▶ [GOAL]: Carry none of the pictures over; set down the material below exactly.

▶ [RECORDS TO USE]:
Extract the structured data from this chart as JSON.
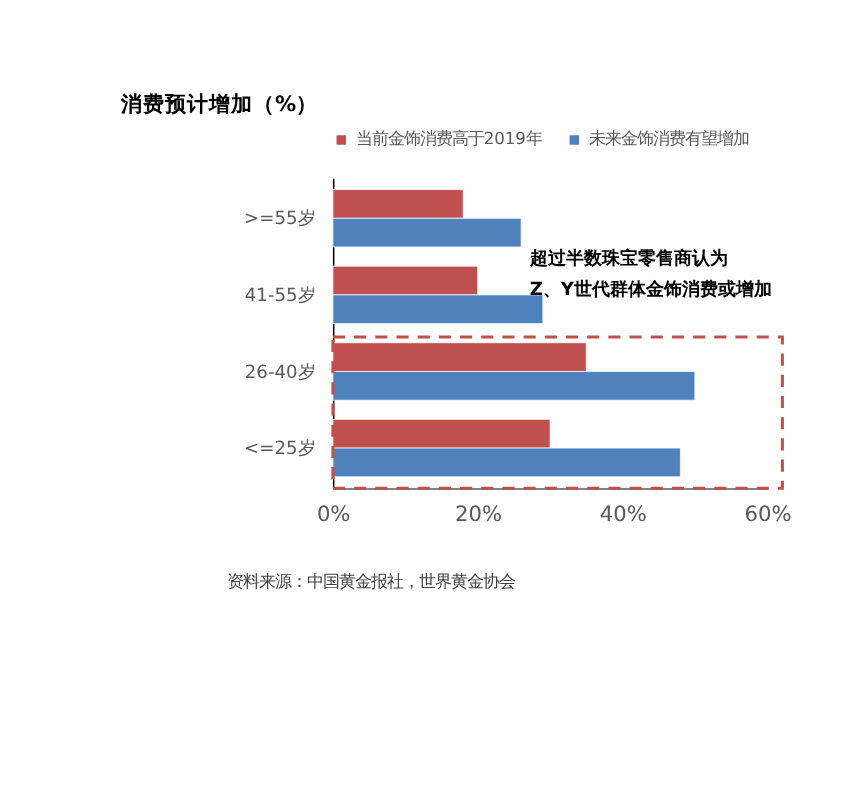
{
  "chart_data": {
    "type": "bar",
    "orientation": "horizontal",
    "title": "消费预计增加（%）",
    "categories": [
      ">=55岁",
      "41-55岁",
      "26-40岁",
      "<=25岁"
    ],
    "series": [
      {
        "name": "当前金饰消费高于2019年",
        "color": "#c0504d",
        "values": [
          18,
          20,
          35,
          30
        ]
      },
      {
        "name": "未来金饰消费有望增加",
        "color": "#4f81bd",
        "values": [
          26,
          29,
          50,
          48
        ]
      }
    ],
    "xlim": [
      0,
      60
    ],
    "xticks": [
      {
        "value": 0,
        "label": "0%"
      },
      {
        "value": 20,
        "label": "20%"
      },
      {
        "value": 40,
        "label": "40%"
      },
      {
        "value": 60,
        "label": "60%"
      }
    ],
    "grid": false,
    "legend": "top",
    "annotations": [
      "超过半数珠宝零售商认为",
      "Z、Y世代群体金饰消费或增加",
      "资料来源：中国黄金报社，世界黄金协会"
    ]
  }
}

▶ [RESULT OF THE TASK]:
Extract the structured data from this chart as JSON.
{
  "chart_data": {
    "type": "bar",
    "orientation": "horizontal",
    "title": "消费预计增加（%）",
    "categories": [
      ">=55岁",
      "41-55岁",
      "26-40岁",
      "<=25岁"
    ],
    "series": [
      {
        "name": "当前金饰消费高于2019年",
        "color": "#c0504d",
        "values": [
          18,
          20,
          35,
          30
        ]
      },
      {
        "name": "未来金饰消费有望增加",
        "color": "#4f81bd",
        "values": [
          26,
          29,
          50,
          48
        ]
      }
    ],
    "xlim": [
      0,
      60
    ],
    "xticks": [
      {
        "value": 0,
        "label": "0%"
      },
      {
        "value": 20,
        "label": "20%"
      },
      {
        "value": 40,
        "label": "40%"
      },
      {
        "value": 60,
        "label": "60%"
      }
    ],
    "grid": false,
    "legend": "top",
    "annotations": [
      "超过半数珠宝零售商认为",
      "Z、Y世代群体金饰消费或增加",
      "资料来源：中国黄金报社，世界黄金协会"
    ]
  }
}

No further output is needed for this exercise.